What the task asks:
Copy all records verbatim.

+ + +

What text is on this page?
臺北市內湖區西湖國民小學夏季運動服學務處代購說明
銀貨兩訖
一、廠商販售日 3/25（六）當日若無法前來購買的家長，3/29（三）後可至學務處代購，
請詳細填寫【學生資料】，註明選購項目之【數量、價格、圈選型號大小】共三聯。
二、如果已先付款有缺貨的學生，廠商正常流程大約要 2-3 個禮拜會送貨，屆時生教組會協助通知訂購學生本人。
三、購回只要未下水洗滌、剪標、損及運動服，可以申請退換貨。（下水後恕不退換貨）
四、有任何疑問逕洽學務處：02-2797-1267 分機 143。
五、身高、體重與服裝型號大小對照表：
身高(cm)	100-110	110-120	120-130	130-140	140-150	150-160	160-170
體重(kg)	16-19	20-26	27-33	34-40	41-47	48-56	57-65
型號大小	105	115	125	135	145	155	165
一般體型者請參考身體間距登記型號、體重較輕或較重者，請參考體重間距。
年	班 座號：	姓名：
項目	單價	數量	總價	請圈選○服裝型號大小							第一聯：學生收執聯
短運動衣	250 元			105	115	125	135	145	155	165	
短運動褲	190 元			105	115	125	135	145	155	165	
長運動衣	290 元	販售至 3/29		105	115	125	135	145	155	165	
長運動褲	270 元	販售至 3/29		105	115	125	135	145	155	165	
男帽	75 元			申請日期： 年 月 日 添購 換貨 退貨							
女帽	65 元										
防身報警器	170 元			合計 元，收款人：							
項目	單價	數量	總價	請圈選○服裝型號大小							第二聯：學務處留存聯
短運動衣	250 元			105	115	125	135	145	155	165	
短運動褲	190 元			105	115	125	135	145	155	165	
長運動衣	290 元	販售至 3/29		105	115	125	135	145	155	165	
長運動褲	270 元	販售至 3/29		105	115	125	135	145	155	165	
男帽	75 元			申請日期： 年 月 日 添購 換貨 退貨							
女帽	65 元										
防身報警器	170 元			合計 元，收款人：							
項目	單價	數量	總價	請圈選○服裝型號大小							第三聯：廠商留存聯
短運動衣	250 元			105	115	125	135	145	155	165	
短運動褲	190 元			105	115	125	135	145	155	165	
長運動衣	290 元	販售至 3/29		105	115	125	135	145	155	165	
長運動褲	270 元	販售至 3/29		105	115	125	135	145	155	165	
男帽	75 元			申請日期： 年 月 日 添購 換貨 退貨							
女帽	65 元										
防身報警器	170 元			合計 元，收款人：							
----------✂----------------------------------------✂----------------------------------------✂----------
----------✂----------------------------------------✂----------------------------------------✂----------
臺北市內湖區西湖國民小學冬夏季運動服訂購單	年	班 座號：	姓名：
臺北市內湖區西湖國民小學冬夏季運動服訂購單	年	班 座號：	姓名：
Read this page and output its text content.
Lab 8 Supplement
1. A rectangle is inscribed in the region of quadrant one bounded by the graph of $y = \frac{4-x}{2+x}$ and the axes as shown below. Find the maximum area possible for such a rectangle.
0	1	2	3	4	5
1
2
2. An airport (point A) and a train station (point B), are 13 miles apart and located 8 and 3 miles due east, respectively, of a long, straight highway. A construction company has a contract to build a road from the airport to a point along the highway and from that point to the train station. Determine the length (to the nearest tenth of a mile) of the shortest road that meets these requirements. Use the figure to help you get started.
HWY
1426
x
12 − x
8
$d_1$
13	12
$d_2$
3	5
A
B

+ + +

Complete output:
What text is on this page?
臺北市內湖區西湖國民小學夏季運動服學務處代購說明
銀貨兩訖
一、廠商販售日 3/25（六）當日若無法前來購買的家長，3/29（三）後可至學務處代購，
請詳細填寫【學生資料】，註明選購項目之【數量、價格、圈選型號大小】共三聯。
二、如果已先付款有缺貨的學生，廠商正常流程大約要 2-3 個禮拜會送貨，屆時生教組會協助通知訂購學生本人。
三、購回只要未下水洗滌、剪標、損及運動服，可以申請退換貨。（下水後恕不退換貨）
四、有任何疑問逕洽學務處：02-2797-1267 分機 143。
五、身高、體重與服裝型號大小對照表：
身高(cm)	100-110	110-120	120-130	130-140	140-150	150-160	160-170
體重(kg)	16-19	20-26	27-33	34-40	41-47	48-56	57-65
型號大小	105	115	125	135	145	155	165
一般體型者請參考身體間距登記型號、體重較輕或較重者，請參考體重間距。
年	班 座號：	姓名：
項目	單價	數量	總價	請圈選○服裝型號大小							第一聯：學生收執聯
短運動衣	250 元			105	115	125	135	145	155	165	
短運動褲	190 元			105	115	125	135	145	155	165	
長運動衣	290 元	販售至 3/29		105	115	125	135	145	155	165	
長運動褲	270 元	販售至 3/29		105	115	125	135	145	155	165	
男帽	75 元			申請日期： 年 月 日 添購 換貨 退貨							
女帽	65 元										
防身報警器	170 元			合計 元，收款人：							
項目	單價	數量	總價	請圈選○服裝型號大小							第二聯：學務處留存聯
短運動衣	250 元			105	115	125	135	145	155	165	
短運動褲	190 元			105	115	125	135	145	155	165	
長運動衣	290 元	販售至 3/29		105	115	125	135	145	155	165	
長運動褲	270 元	販售至 3/29		105	115	125	135	145	155	165	
男帽	75 元			申請日期： 年 月 日 添購 換貨 退貨							
女帽	65 元										
防身報警器	170 元			合計 元，收款人：							
項目	單價	數量	總價	請圈選○服裝型號大小							第三聯：廠商留存聯
短運動衣	250 元			105	115	125	135	145	155	165	
短運動褲	190 元			105	115	125	135	145	155	165	
長運動衣	290 元	販售至 3/29		105	115	125	135	145	155	165	
長運動褲	270 元	販售至 3/29		105	115	125	135	145	155	165	
男帽	75 元			申請日期： 年 月 日 添購 換貨 退貨							
女帽	65 元										
防身報警器	170 元			合計 元，收款人：							
----------✂----------------------------------------✂----------------------------------------✂----------
----------✂----------------------------------------✂----------------------------------------✂----------
臺北市內湖區西湖國民小學冬夏季運動服訂購單	年	班 座號：	姓名：
臺北市內湖區西湖國民小學冬夏季運動服訂購單	年	班 座號：	姓名：
Read this page and output its text content.
Lab 8 Supplement
1. A rectangle is inscribed in the region of quadrant one bounded by the graph of $y = \frac{4-x}{2+x}$ and the axes as shown below. Find the maximum area possible for such a rectangle.
0	1	2	3	4	5
1
2
2. An airport (point A) and a train station (point B), are 13 miles apart and located 8 and 3 miles due east, respectively, of a long, straight highway. A construction company has a contract to build a road from the airport to a point along the highway and from that point to the train station. Determine the length (to the nearest tenth of a mile) of the shortest road that meets these requirements. Use the figure to help you get started.
HWY
1426
x
12 − x
8
$d_1$
13	12
$d_2$
3	5
A
B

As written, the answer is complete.